The request
Copy all records verbatim.

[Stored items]
***

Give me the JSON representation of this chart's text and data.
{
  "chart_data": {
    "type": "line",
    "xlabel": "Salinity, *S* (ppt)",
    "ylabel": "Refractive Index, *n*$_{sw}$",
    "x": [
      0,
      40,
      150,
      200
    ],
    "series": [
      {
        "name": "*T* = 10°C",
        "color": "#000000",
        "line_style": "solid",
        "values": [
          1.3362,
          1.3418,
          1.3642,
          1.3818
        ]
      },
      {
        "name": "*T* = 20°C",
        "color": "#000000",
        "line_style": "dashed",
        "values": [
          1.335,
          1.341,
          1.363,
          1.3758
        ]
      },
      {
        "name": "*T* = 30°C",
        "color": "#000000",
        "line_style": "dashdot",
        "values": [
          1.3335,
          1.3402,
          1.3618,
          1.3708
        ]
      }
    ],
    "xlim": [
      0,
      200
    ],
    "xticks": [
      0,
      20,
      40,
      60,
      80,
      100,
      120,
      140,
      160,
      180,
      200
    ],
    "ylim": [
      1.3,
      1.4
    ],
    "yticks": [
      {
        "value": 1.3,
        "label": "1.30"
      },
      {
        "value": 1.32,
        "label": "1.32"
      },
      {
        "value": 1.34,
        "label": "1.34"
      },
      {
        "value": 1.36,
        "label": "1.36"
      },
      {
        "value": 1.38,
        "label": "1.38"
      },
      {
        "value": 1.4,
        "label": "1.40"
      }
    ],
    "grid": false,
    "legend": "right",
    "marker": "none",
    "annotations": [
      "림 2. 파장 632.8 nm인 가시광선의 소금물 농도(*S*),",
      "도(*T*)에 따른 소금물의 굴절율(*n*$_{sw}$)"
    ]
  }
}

***

Output for this exercise
Give me the JSON representation of this chart's text and data.
{
  "chart_data": {
    "type": "line",
    "xlabel": "Salinity, *S* (ppt)",
    "ylabel": "Refractive Index, *n*$_{sw}$",
    "x": [
      0,
      40,
      150,
      200
    ],
    "series": [
      {
        "name": "*T* = 10°C",
        "color": "#000000",
        "line_style": "solid",
        "values": [
          1.3362,
          1.3418,
          1.3642,
          1.3818
        ]
      },
      {
        "name": "*T* = 20°C",
        "color": "#000000",
        "line_style": "dashed",
        "values": [
          1.335,
          1.341,
          1.363,
          1.3758
        ]
      },
      {
        "name": "*T* = 30°C",
        "color": "#000000",
        "line_style": "dashdot",
        "values": [
          1.3335,
          1.3402,
          1.3618,
          1.3708
        ]
      }
    ],
    "xlim": [
      0,
      200
    ],
    "xticks": [
      0,
      20,
      40,
      60,
      80,
      100,
      120,
      140,
      160,
      180,
      200
    ],
    "ylim": [
      1.3,
      1.4
    ],
    "yticks": [
      {
        "value": 1.3,
        "label": "1.30"
      },
      {
        "value": 1.32,
        "label": "1.32"
      },
      {
        "value": 1.34,
        "label": "1.34"
      },
      {
        "value": 1.36,
        "label": "1.36"
      },
      {
        "value": 1.38,
        "label": "1.38"
      },
      {
        "value": 1.4,
        "label": "1.40"
      }
    ],
    "grid": false,
    "legend": "right",
    "marker": "none",
    "annotations": [
      "림 2. 파장 632.8 nm인 가시광선의 소금물 농도(*S*),",
      "도(*T*)에 따른 소금물의 굴절율(*n*$_{sw}$)"
    ]
  }
}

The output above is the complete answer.